• _SUPPLIED INFORMATION_
☆ ☆ ☆ ☆

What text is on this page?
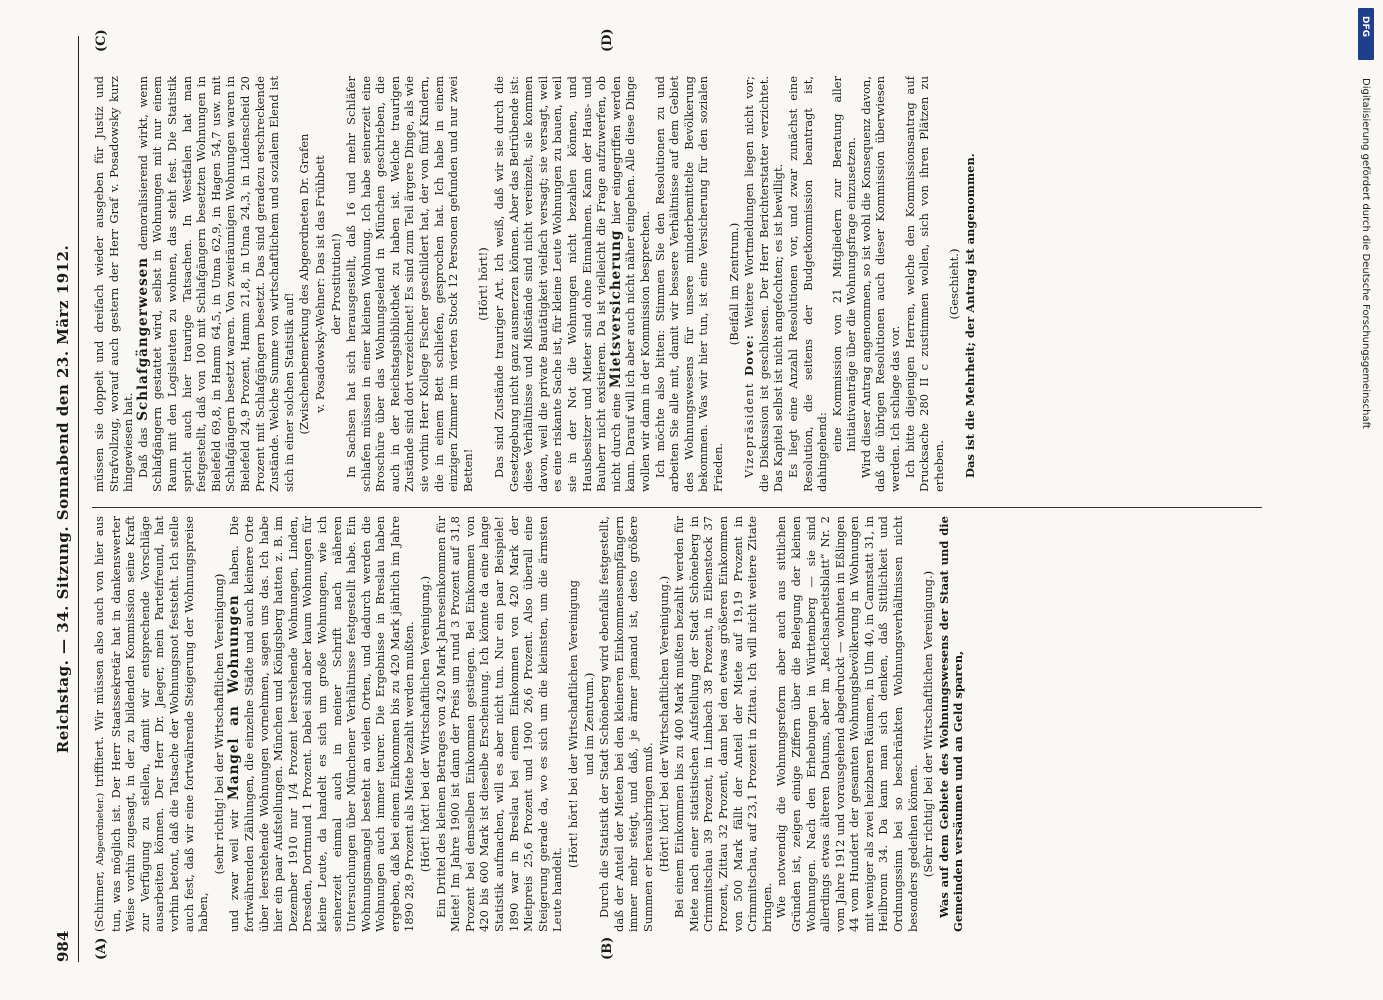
984
Reichstag. — 34. Sitzung. Sonnabend den 23. März 1912.
(A)	(B)
(C)	(D)

(Schirmer, Abgeordneter.) trifftiert. Wir müssen also auch von hier aus tun, was möglich ist. Der Herr Staatssekretär hat in dankenswerter Weise vorhin zugesagt, in der zu bildenden Kommission seine Kraft zur Verfügung zu stellen, damit wir entsprechende Vorschläge ausarbeiten können. Der Herr Dr. Jaeger, mein Parteifreund, hat vorhin betont, daß die Tatsache der Wohnungsnot feststeht. Ich stelle auch fest, daß wir eine fortwährende Steigerung der Wohnungspreise haben,

(sehr richtig! bei der Wirtschaftlichen Vereinigung) und zwar weil wir Mangel an Wohnungen haben. Die fortwährenden Zählungen, die einzelne Städte und auch kleinere Orte über leerstehende Wohnungen vornehmen, sagen uns das. Ich habe hier ein paar Aufstellungen. München und Königsberg hatten z. B. im Dezember 1910 nur 1/4 Prozent leerstehende Wohnungen, Linden, Dresden, Dortmund 1 Prozent. Dabei sind aber kaum Wohnungen für kleine Leute, da handelt es sich um große Wohnungen, wie ich seinerzeit einmal auch in meiner Schrift nach näheren Untersuchungen über Münchener Verhältnisse festgestellt habe. Ein Wohnungsmangel besteht an vielen Orten, und dadurch werden die Wohnungen auch immer teurer. Die Ergebnisse in Breslau haben ergeben, daß bei einem Einkommen bis zu 420 Mark jährlich im Jahre 1890 28,9 Prozent als Miete bezahlt werden mußten. (Hört! hört! bei der Wirtschaftlichen Vereinigung.) Ein Drittel des kleinen Betrages von 420 Mark Jahreseinkommen für Miete! Im Jahre 1900 ist dann der Preis um rund 3 Prozent auf 31,8 Prozent bei demselben Einkommen gestiegen. Bei Einkommen von 420 bis 600 Mark ist dieselbe Erscheinung. Ich könnte da eine lange Statistik aufmachen, will es aber nicht tun. Nur ein paar Beispiele! 1890 war in Breslau bei einem Einkommen von 420 Mark der Mietpreis 25,6 Prozent und 1900 26,6 Prozent. Also überall eine Steigerung gerade da, wo es sich um die kleinsten, um die ärmsten Leute handelt.

(Hört! hört! bei der Wirtschaftlichen Vereinigung und im Zentrum.) Durch die Statistik der Stadt Schöneberg wird ebenfalls festgestellt, daß der Anteil der Mieten bei den kleineren Einkommensempfängern immer mehr steigt, und daß, je ärmer jemand ist, desto größere Summen er herausbringen muß. (Hört! hört! bei der Wirtschaftlichen Vereinigung.) Bei einem Einkommen bis zu 400 Mark mußten bezahlt werden für Miete nach einer statistischen Aufstellung der Stadt Schöneberg in Crimmitschau 39 Prozent, in Limbach 38 Prozent, in Eibenstock 37 Prozent, Zittau 32 Prozent, dann bei den etwas größeren Einkommen von 500 Mark fällt der Anteil der Miete auf 19,19 Prozent in Crimmitschau, auf 23,1 Prozent in Zittau. Ich will nicht weitere Zitate bringen. Wie notwendig die Wohnungsreform aber auch aus sittlichen Gründen ist, zeigen einige Ziffern über die Belegung der kleinen Wohnungen. Nach den Erhebungen in Württemberg — sie sind allerdings etwas älteren Datums, aber im „Reichsarbeitsblatt“ Nr. 2 vom Jahre 1912 und vorausgehend abgedruckt — wohnten in Eßlingen 44 vom Hundert der gesamten Wohnungsbevölkerung in Wohnungen mit weniger als zwei heizbaren Räumen, in Ulm 40, in Cannstatt 31, in Heilbronn 34. Da kann man sich denken, daß Sittlichkeit und Ordnungssinn bei so beschränkten Wohnungsverhältnissen nicht besonders gedeihen können. (Sehr richtig! bei der Wirtschaftlichen Vereinigung.) Was auf dem Gebiete des Wohnungswesens der Staat und die Gemeinden versäumen und an Geld sparen,

müssen sie doppelt und dreifach wieder ausgeben für Justiz und Strafvollzug, worauf auch gestern der Herr Graf v. Posadowsky kurz hingewiesen hat. Daß das Schlafgängerwesen demoralisierend wirkt, wenn Schlafgängern gestattet wird, selbst in Wohnungen mit nur einem Raum mit den Logisleuten zu wohnen, das steht fest. Die Statistik spricht auch hier traurige Tatsachen. In Westfalen hat man festgestellt, daß von 100 mit Schlafgängern besetzten Wohnungen in Bielefeld 69,8, in Hamm 64,5, in Unna 62,9, in Hagen 54,7 usw. mit Schlafgängern besetzt waren. Von zweiräumigen Wohnungen waren in Bielefeld 24,9 Prozent, Hamm 21,8, in Unna 24,3, in Lüdenscheid 20 Prozent mit Schlafgängern besetzt. Das sind geradezu erschreckende Zustände. Welche Summe von wirtschaftlichem und sozialem Elend ist sich in einer solchen Statistik auf! (Zwischenbemerkung des Abgeordneten Dr. Grafen v. Posadowsky-Wehner: Das ist das Frühbett der Prostitution!) In Sachsen hat sich herausgestellt, daß 16 und mehr Schläfer schlafen müssen in einer kleinen Wohnung. Ich habe seinerzeit eine Broschüre über das Wohnungselend in München geschrieben, die auch in der Reichstagsbibliothek zu haben ist. Welche traurigen Zustände sind dort verzeichnet! Es sind zum Teil ärgere Dinge, als wie sie vorhin Herr Kollege Fischer geschildert hat, der von fünf Kindern, die in einem Bett schliefen, gesprochen hat. Ich habe in einem einzigen Zimmer im vierten Stock 12 Personen gefunden und nur zwei Betten!

(Hört! hört!) Das sind Zustände trauriger Art. Ich weiß, daß wir sie durch die Gesetzgebung nicht ganz ausmerzen können. Aber das Betrübende ist: diese Verhältnisse und Mißstände sind nicht vereinzelt, sie kommen davon, weil die private Bautätigkeit vielfach versagt; sie versagt, weil es eine riskante Sache ist, für kleine Leute Wohnungen zu bauen, weil sie in der Not die Wohnungen nicht bezahlen können, und Hausbesitzer und Mieter sind ohne Einnahmen. Kann der Haus- und Bauherr nicht existieren. Da ist vielleicht die Frage aufzuwerfen, ob nicht durch eine Mietsversicherung hier eingegriffen werden kann. Darauf will ich aber auch nicht näher eingehen. Alle diese Dinge wollen wir dann in der Kommission besprechen. Ich möchte also bitten: Stimmen Sie den Resolutionen zu und arbeiten Sie alle mit, damit wir bessere Verhältnisse auf dem Gebiet des Wohnungswesens für unsere minderbemittelte Bevölkerung bekommen. Was wir hier tun, ist eine Versicherung für den sozialen Frieden.

(Beifall im Zentrum.)

Vizepräsident Dove: Weitere Wortmeldungen liegen nicht vor; die Diskussion ist geschlossen. Der Herr Berichterstatter verzichtet. Das Kapitel selbst ist nicht angefochten; es ist bewilligt. Es liegt eine Anzahl Resolutionen vor, und zwar zunächst eine Resolution, die seitens der Budgetkommission beantragt ist, dahingehend:

eine Kommission von 21 Mitgliedern zur Beratung aller Initiativanträge über die Wohnungsfrage einzusetzen. Wird dieser Antrag angenommen, so ist wohl die Konsequenz davon, daß die übrigen Resolutionen auch dieser Kommission überwiesen werden. Ich schlage das vor. Ich bitte diejenigen Herren, welche den Kommissionsantrag auf Drucksache 280 II c zustimmen wollen, sich von ihren Plätzen zu erheben.

(Geschieht.) Das ist die Mehrheit; der Antrag ist angenommen.

DFG
Digitalisierung gefördert durch die Deutsche Forschungsgemeinschaft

☆ ☆ ☆ ☆

• _AIM OF THE EXERCISE_
Each line of the records with the word "angenommen" in it is to be copied.

• _SOLUTION_
eine Kommission von 21 Mitgliedern zur Beratung aller Initiativanträge über die Wohnungsfrage einzusetzen. Wird dieser Antrag angenommen, so ist wohl die Konsequenz davon, daß die übrigen Resolutionen auch dieser Kommission überwiesen werden. Ich schlage das vor. Ich bitte diejenigen Herren, welche den Kommissionsantrag auf Drucksache 280 II c zustimmen wollen, sich von ihren Plätzen zu erheben.
(Geschieht.) Das ist die Mehrheit; der Antrag ist angenommen.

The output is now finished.